> **AIM OF THE TASK**: From the entries that follow, gather each line holding the word "Source".
— begin RECORD EXTRACTS —
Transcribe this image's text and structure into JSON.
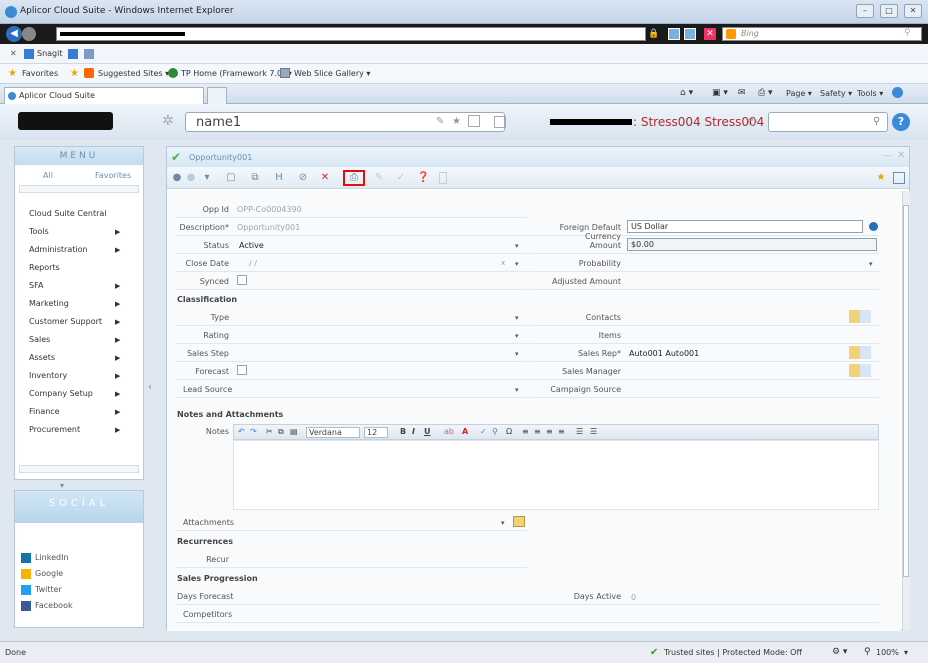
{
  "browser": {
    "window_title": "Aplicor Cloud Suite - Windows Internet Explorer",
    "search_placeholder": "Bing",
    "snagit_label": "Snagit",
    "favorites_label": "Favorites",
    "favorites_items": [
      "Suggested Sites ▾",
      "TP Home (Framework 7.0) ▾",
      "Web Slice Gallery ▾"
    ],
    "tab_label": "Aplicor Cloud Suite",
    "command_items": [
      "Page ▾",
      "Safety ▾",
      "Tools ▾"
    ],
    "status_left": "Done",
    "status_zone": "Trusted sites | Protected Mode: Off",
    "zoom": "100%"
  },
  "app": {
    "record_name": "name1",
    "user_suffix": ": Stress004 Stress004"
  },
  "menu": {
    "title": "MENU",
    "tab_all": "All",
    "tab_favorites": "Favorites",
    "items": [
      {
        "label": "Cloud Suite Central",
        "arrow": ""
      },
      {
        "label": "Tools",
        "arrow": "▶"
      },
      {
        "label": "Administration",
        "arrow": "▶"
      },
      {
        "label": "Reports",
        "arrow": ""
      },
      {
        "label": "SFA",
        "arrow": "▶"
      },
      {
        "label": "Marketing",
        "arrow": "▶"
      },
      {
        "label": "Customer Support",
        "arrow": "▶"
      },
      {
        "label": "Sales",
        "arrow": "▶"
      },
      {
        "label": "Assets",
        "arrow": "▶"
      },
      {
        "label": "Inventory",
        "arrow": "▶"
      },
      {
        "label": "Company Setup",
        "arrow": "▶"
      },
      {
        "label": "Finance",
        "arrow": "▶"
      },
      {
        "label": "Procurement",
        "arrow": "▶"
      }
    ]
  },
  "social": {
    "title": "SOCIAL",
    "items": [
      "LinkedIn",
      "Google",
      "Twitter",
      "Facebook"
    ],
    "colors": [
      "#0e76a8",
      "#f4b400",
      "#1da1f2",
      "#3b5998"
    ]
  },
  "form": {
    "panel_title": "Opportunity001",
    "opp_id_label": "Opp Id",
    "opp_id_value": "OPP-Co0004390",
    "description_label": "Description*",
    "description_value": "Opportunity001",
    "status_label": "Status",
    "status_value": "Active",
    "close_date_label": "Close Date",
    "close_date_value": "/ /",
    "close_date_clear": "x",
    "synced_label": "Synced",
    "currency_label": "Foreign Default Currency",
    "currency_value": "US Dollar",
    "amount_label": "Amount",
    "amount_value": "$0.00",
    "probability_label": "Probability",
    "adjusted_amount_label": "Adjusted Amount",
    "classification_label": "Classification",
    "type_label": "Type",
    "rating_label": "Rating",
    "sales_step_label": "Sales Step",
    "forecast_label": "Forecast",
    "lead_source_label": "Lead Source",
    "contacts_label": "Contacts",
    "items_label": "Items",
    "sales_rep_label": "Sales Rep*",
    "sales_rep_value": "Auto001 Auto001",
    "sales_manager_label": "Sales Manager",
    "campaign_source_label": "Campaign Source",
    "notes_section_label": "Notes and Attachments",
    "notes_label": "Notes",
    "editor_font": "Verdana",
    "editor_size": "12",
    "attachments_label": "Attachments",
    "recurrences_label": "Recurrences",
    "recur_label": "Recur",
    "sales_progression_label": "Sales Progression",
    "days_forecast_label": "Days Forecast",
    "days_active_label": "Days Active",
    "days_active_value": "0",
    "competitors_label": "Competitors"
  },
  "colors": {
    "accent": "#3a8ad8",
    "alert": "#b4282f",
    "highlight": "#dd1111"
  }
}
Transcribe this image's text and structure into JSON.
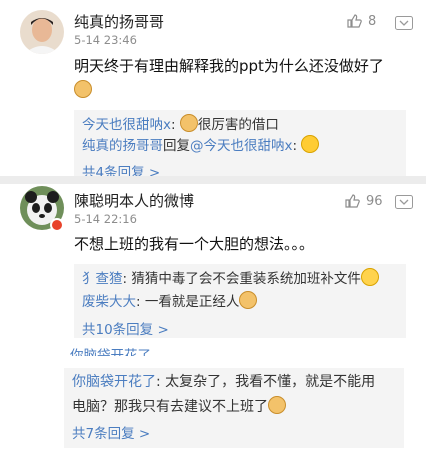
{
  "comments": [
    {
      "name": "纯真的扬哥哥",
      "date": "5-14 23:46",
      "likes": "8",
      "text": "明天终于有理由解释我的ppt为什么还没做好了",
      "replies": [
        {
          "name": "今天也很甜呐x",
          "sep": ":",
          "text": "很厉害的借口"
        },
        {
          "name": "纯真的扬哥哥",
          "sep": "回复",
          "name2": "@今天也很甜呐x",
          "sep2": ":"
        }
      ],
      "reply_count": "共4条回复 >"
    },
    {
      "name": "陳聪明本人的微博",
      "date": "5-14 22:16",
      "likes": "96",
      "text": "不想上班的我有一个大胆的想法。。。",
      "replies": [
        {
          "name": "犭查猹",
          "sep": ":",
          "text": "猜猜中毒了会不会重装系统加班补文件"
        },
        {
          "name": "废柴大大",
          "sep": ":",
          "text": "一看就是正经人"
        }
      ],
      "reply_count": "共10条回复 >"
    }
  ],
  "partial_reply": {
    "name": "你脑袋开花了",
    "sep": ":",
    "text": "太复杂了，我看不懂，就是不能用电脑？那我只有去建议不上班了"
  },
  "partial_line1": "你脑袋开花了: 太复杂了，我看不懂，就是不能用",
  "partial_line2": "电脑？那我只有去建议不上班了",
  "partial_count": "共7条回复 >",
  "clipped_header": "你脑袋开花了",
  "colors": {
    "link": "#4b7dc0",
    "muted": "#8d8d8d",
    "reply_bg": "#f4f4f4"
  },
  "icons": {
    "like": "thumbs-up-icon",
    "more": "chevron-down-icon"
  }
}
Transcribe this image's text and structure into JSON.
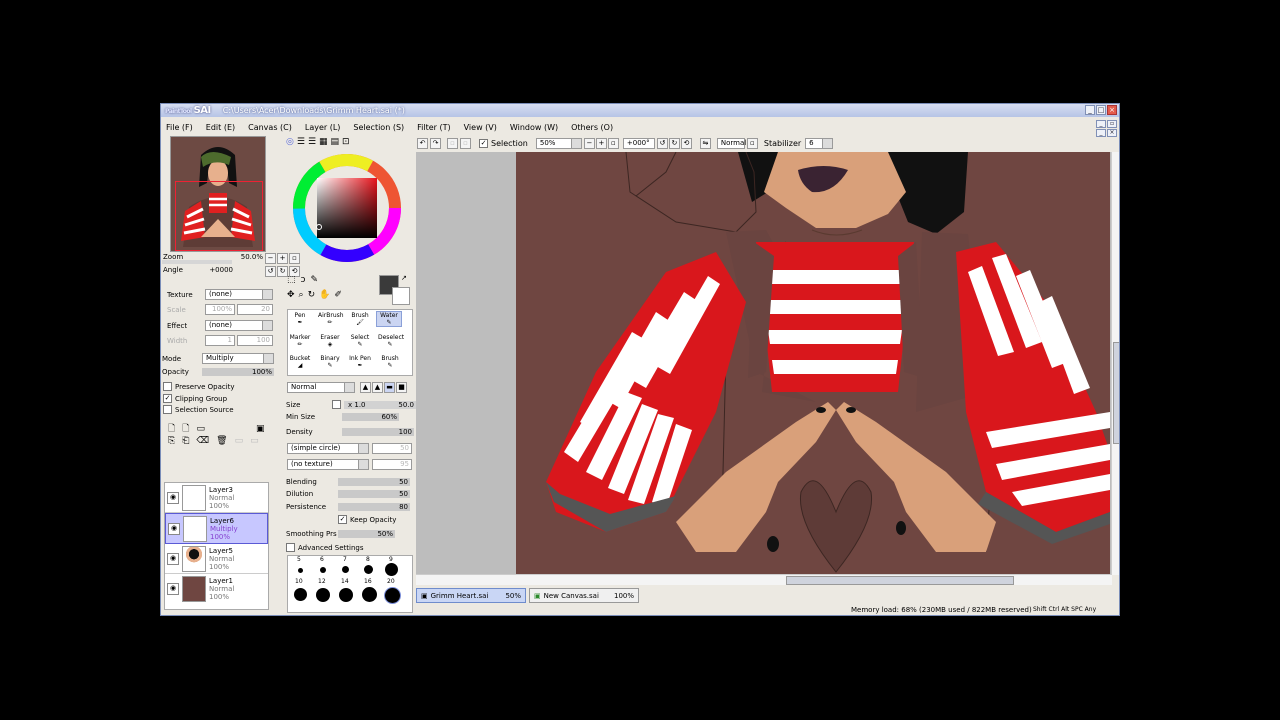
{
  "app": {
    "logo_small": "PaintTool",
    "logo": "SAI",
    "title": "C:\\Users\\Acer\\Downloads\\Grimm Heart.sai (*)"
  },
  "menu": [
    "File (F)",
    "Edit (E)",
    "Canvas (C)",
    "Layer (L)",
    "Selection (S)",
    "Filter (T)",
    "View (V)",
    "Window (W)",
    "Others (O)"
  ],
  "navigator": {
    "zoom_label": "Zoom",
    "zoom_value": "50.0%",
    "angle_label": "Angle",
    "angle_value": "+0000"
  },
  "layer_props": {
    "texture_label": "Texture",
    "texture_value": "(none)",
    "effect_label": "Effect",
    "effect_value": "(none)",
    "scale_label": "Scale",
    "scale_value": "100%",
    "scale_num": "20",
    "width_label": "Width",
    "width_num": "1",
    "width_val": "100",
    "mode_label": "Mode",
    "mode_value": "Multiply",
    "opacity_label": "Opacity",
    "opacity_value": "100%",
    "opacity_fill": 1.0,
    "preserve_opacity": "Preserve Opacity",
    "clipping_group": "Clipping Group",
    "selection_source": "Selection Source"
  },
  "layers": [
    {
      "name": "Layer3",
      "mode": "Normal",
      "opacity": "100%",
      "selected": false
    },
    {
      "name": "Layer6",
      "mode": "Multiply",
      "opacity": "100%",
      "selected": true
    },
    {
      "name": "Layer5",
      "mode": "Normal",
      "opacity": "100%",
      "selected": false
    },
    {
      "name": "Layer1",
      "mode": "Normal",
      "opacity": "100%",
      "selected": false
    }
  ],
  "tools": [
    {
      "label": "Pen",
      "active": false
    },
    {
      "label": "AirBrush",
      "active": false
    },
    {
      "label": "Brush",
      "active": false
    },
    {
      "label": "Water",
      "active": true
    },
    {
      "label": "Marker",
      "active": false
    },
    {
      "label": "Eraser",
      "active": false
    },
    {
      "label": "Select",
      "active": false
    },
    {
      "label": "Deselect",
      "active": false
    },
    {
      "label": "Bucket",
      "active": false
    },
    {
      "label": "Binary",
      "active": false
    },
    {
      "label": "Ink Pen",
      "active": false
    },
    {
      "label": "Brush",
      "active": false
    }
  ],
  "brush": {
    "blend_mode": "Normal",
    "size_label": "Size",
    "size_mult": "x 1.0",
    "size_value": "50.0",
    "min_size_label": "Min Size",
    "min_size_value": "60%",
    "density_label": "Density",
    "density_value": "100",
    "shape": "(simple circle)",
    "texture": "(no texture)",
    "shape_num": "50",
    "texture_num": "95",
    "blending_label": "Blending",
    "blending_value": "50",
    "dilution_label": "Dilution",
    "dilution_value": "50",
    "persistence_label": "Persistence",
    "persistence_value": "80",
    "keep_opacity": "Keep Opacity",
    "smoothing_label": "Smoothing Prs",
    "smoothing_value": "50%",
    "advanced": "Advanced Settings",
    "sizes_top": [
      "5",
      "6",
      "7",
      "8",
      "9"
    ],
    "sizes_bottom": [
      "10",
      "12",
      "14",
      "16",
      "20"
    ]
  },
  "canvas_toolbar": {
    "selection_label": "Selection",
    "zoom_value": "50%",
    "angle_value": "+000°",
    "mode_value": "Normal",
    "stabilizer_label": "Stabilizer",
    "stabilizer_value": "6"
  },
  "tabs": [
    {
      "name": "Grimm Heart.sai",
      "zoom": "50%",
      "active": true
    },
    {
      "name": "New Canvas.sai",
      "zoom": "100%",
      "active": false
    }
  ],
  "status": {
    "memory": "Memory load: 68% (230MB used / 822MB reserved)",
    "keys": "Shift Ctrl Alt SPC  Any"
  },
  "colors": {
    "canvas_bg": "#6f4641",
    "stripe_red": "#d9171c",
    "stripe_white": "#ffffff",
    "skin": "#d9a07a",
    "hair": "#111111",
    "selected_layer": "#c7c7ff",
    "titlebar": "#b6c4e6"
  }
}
— end RECORD EXTRACTS —
> **RIGHT ANSWER**:
    "lead_source_label": "Lead Source",
    "campaign_source_label": "Campaign Source",
    "selection_source": "Selection Source"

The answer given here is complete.